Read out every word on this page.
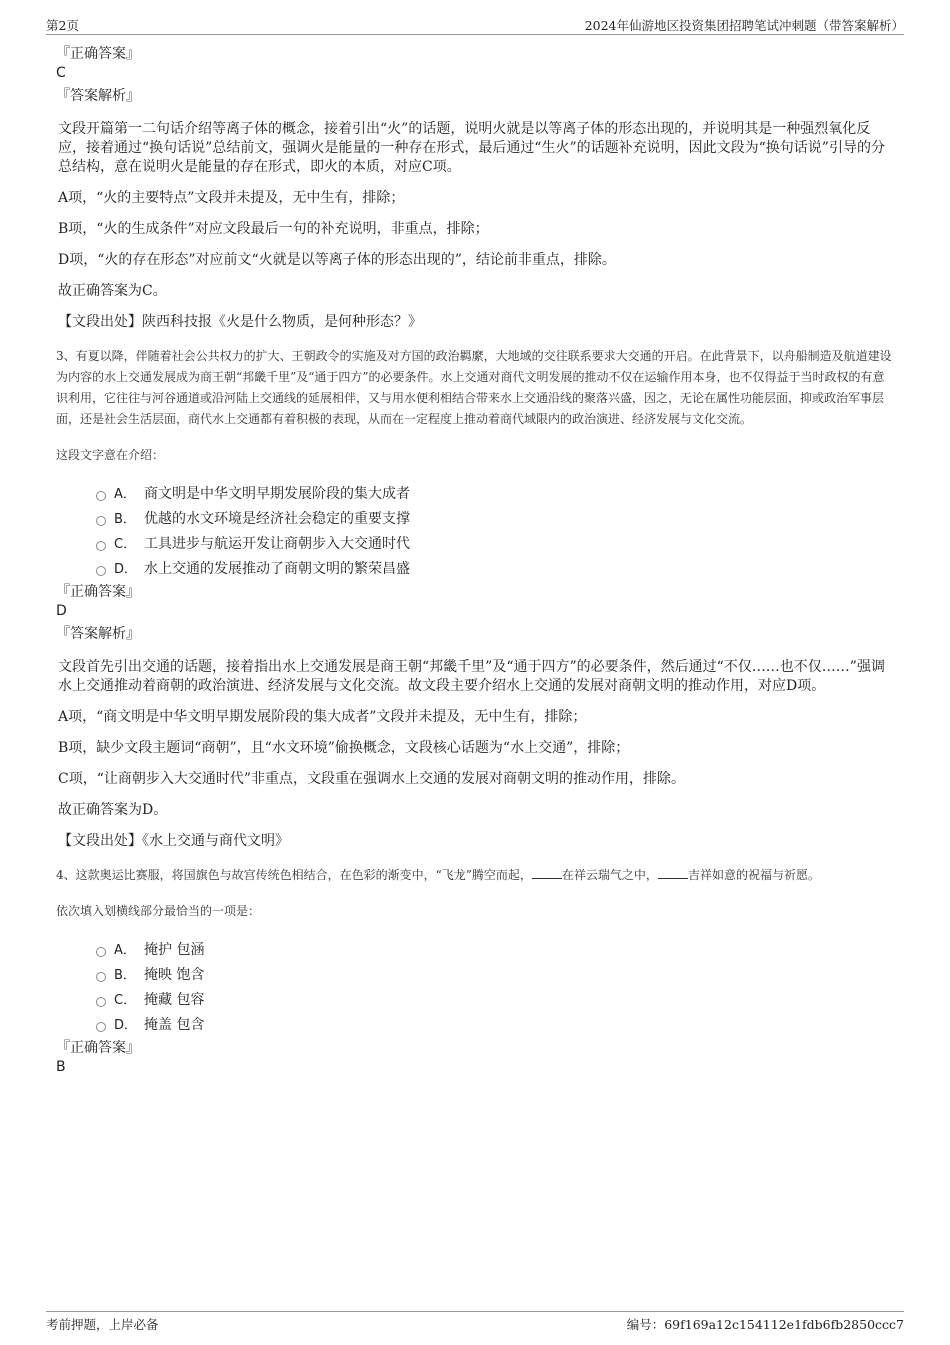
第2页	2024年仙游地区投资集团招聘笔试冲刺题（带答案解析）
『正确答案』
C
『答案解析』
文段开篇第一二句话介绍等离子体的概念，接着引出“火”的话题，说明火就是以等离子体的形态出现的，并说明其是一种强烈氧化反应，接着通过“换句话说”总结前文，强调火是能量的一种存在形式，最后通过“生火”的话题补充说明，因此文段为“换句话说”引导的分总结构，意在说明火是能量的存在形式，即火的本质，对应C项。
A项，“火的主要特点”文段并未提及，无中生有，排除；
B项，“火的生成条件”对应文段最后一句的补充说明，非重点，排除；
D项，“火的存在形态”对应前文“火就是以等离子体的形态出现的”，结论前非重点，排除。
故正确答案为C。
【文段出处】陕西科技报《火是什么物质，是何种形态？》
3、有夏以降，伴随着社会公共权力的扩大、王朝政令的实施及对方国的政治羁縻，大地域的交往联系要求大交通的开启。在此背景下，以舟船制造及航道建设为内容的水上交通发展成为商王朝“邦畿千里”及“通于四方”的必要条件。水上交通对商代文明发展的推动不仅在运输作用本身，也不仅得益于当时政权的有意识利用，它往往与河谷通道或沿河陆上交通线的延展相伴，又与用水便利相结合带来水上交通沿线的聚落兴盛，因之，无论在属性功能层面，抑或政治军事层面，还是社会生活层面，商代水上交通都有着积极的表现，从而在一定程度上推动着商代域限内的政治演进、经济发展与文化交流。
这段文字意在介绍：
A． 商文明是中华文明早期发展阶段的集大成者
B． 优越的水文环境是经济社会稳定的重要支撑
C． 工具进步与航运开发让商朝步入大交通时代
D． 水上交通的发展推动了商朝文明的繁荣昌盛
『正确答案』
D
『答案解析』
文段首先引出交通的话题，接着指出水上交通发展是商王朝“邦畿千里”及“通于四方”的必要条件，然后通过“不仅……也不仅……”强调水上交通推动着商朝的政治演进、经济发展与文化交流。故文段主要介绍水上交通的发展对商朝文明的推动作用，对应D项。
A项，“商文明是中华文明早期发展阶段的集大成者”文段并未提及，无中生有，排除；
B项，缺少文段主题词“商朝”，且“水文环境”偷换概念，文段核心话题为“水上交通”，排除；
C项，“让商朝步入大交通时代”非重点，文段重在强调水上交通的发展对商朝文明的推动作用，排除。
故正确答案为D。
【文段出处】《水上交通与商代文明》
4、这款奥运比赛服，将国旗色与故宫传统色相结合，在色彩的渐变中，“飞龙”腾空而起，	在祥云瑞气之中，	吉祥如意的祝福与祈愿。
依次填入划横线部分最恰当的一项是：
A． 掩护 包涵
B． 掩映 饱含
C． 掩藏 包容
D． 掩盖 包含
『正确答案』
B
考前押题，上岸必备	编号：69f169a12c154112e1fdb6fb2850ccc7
---
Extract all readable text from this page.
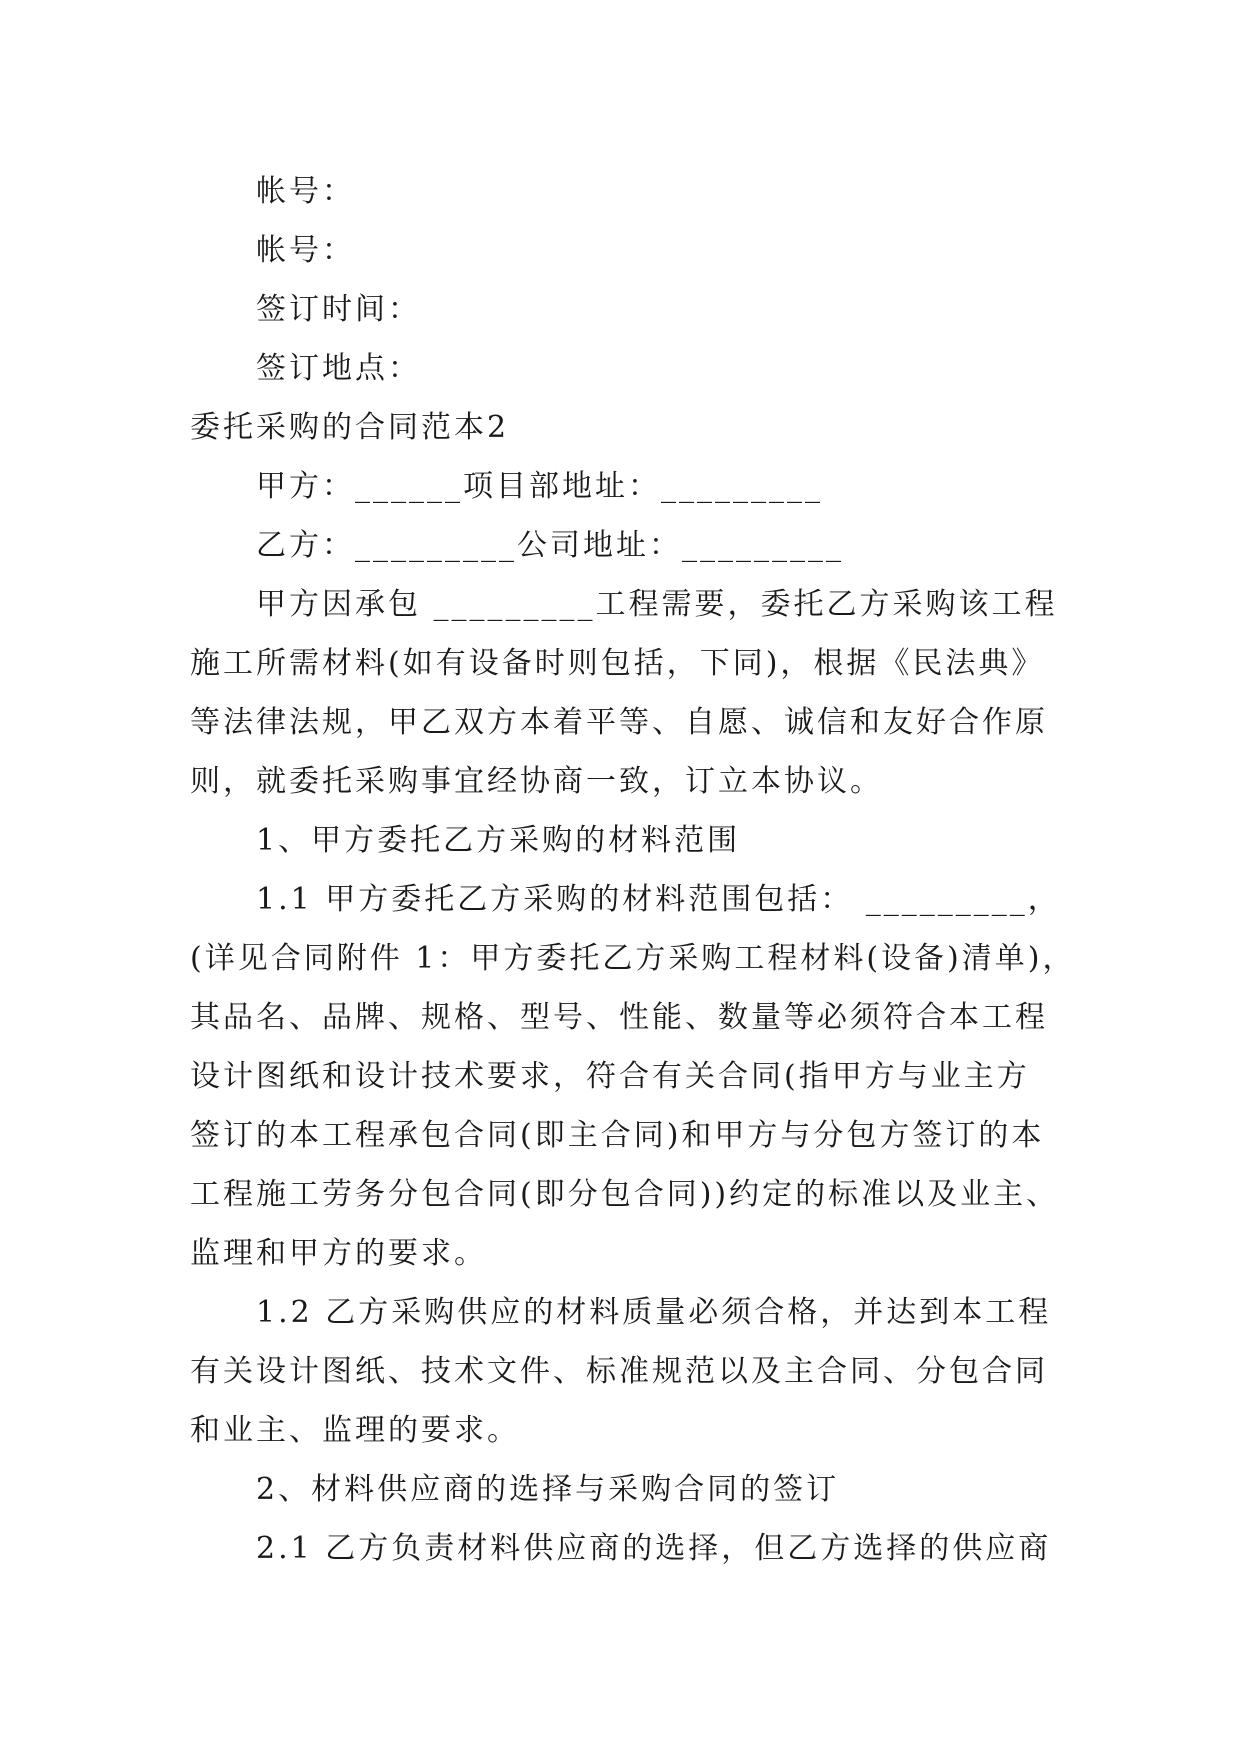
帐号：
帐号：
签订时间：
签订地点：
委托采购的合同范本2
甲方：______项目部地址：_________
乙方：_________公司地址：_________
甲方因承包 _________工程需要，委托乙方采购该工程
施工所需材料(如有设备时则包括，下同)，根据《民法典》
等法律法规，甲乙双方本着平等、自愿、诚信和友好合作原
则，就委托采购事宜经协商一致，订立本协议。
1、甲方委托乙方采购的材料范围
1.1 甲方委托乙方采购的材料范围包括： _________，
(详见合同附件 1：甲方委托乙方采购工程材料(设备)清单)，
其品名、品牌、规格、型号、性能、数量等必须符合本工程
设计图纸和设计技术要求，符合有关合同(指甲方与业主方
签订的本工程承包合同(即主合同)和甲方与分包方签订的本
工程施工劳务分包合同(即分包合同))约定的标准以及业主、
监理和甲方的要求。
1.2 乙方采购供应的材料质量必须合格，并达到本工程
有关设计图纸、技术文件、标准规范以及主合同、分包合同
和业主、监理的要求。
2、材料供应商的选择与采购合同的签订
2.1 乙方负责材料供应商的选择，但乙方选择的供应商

EXERCISE
Each line containing the word "文段并未提及" counts once; report the total alone.

OUTPUT OF THE EXERCISE
2